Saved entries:
——
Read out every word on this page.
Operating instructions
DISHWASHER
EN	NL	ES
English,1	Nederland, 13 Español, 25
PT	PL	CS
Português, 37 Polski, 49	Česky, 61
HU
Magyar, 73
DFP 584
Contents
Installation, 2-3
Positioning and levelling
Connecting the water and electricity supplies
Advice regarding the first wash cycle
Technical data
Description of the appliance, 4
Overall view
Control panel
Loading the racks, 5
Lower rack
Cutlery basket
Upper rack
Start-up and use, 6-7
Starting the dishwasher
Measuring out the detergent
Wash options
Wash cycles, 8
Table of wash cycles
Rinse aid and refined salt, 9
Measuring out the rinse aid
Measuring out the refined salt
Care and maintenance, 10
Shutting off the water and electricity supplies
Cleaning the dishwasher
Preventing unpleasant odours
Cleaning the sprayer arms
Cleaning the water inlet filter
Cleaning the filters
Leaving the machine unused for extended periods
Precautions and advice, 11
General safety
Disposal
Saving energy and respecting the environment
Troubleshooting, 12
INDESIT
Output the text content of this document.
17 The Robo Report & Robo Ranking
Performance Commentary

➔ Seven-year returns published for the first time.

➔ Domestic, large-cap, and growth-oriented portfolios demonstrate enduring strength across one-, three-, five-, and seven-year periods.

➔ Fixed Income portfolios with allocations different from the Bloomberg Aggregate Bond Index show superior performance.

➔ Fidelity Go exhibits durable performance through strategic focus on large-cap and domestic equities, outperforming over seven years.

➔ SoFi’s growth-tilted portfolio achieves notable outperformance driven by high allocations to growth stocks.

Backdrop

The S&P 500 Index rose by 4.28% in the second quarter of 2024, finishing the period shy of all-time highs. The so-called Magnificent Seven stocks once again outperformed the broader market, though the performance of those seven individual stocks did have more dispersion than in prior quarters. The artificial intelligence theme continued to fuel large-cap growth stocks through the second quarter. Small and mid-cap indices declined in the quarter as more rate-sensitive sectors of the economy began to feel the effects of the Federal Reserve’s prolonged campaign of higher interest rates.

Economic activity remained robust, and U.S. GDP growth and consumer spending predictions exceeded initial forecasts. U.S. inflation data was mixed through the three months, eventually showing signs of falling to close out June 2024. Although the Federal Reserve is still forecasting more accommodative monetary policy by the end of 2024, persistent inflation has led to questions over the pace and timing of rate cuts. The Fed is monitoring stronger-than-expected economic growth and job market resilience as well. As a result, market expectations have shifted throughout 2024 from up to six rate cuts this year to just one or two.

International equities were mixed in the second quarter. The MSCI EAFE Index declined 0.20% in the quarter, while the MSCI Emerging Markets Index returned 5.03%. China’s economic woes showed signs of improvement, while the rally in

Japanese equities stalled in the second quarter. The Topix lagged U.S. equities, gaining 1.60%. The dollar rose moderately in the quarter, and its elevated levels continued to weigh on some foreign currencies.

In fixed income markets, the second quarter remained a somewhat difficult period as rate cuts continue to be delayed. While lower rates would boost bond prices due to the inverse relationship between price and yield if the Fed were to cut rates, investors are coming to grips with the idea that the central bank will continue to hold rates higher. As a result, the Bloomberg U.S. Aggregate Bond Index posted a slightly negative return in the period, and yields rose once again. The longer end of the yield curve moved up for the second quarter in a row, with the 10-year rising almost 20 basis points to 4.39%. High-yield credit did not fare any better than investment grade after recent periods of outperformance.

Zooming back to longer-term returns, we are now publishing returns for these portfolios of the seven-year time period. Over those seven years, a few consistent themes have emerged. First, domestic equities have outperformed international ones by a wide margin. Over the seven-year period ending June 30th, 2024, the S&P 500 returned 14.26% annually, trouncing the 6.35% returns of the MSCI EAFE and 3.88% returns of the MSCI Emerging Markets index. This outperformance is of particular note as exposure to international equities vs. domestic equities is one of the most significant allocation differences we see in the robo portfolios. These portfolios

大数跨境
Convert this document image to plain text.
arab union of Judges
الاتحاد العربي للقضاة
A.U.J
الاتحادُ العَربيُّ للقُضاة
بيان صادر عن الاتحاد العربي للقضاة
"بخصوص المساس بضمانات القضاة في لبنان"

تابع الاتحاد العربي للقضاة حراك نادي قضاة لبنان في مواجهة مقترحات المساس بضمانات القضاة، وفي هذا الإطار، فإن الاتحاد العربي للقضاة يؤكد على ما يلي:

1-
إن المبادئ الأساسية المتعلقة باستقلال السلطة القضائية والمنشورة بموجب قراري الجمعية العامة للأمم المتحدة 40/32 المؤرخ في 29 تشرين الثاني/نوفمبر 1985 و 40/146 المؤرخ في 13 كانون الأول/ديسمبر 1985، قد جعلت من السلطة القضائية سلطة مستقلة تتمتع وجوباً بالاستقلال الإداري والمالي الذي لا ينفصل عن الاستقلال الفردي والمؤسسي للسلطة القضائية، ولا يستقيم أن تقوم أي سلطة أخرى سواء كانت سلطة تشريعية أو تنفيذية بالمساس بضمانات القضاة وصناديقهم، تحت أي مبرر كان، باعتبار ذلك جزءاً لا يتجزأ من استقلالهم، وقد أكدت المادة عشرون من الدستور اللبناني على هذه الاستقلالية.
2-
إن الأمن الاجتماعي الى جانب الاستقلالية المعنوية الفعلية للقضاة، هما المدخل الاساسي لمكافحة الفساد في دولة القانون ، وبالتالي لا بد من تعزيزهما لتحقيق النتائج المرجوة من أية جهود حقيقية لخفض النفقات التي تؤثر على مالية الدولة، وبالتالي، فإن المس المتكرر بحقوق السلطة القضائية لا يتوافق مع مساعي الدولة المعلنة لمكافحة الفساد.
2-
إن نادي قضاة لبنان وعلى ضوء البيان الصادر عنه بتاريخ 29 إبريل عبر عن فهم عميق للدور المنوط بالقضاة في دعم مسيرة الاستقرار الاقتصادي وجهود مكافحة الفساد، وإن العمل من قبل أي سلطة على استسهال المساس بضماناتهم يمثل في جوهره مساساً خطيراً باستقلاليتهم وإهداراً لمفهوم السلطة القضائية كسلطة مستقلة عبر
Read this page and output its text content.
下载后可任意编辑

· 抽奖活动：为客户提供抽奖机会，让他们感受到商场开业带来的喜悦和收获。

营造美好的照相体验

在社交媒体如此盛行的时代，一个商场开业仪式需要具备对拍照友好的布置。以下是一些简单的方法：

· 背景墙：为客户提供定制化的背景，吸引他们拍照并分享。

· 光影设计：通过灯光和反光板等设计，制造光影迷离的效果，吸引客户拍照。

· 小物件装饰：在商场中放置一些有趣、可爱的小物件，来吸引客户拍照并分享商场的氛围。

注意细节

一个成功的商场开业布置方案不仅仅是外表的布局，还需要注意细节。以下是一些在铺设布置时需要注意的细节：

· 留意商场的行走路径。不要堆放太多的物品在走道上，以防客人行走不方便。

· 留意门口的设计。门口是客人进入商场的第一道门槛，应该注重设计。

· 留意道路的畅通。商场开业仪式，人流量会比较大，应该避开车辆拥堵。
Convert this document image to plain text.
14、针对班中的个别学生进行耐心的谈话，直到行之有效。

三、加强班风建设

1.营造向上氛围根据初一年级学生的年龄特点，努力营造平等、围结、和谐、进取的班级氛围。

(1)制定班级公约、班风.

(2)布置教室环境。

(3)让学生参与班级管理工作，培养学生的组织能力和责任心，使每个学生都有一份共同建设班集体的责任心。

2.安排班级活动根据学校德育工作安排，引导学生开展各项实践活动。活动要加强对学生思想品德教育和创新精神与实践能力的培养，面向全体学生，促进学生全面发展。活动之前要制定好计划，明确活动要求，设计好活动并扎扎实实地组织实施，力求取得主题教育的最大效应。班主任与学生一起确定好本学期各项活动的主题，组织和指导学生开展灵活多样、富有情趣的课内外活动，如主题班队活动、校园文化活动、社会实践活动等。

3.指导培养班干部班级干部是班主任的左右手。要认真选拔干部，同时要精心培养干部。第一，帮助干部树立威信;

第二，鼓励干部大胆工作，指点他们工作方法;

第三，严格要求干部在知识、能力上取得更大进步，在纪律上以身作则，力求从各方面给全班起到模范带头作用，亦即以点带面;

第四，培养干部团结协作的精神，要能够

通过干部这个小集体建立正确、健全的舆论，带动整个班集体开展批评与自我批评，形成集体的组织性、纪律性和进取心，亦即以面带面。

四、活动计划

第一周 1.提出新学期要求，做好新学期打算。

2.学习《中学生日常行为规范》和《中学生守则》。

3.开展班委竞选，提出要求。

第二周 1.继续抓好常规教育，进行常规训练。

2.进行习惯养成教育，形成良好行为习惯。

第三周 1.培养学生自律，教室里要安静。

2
——
**SET TASK:** Pull every line holding "economic" out of the records.

**FULL SOLUTION:**
Economic activity remained robust, and U.S. GDP growth and consumer spending predictions exceeded initial forecasts. U.S. inflation data was mixed through the three months, eventually showing signs of falling to close out June 2024. Although the Federal Reserve is still forecasting more accommodative monetary policy by the end of 2024, persistent inflation has led to questions over the pace and timing of rate cuts. The Fed is monitoring stronger-than-expected economic growth and job market resilience as well. As a result, market expectations have shifted throughout 2024 from up to six rate cuts this year to just one or two.
International equities were mixed in the second quarter. The MSCI EAFE Index declined 0.20% in the quarter, while the MSCI Emerging Markets Index returned 5.03%. China’s economic woes showed signs of improvement, while the rally in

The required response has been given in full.